▶ [Source data]:
──────────────────────────────
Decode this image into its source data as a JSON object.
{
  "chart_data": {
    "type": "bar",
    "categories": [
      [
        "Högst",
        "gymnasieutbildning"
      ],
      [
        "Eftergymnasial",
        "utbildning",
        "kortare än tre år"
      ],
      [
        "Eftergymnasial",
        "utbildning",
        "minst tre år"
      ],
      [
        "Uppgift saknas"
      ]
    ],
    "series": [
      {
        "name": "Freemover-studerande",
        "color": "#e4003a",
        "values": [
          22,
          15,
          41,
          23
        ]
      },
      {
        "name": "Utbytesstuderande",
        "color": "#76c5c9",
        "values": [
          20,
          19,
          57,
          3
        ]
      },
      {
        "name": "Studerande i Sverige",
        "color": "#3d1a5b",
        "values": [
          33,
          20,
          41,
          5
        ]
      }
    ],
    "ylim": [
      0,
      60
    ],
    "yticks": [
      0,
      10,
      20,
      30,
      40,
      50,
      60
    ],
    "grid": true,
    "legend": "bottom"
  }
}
──────────────────────────────
▶ [Task details]: Quote all of the entries exactly as they appear.

▶ [The response]:
Decode this image into its source data as a JSON object.
{
  "chart_data": {
    "type": "bar",
    "categories": [
      [
        "Högst",
        "gymnasieutbildning"
      ],
      [
        "Eftergymnasial",
        "utbildning",
        "kortare än tre år"
      ],
      [
        "Eftergymnasial",
        "utbildning",
        "minst tre år"
      ],
      [
        "Uppgift saknas"
      ]
    ],
    "series": [
      {
        "name": "Freemover-studerande",
        "color": "#e4003a",
        "values": [
          22,
          15,
          41,
          23
        ]
      },
      {
        "name": "Utbytesstuderande",
        "color": "#76c5c9",
        "values": [
          20,
          19,
          57,
          3
        ]
      },
      {
        "name": "Studerande i Sverige",
        "color": "#3d1a5b",
        "values": [
          33,
          20,
          41,
          5
        ]
      }
    ],
    "ylim": [
      0,
      60
    ],
    "yticks": [
      0,
      10,
      20,
      30,
      40,
      50,
      60
    ],
    "grid": true,
    "legend": "bottom"
  }
}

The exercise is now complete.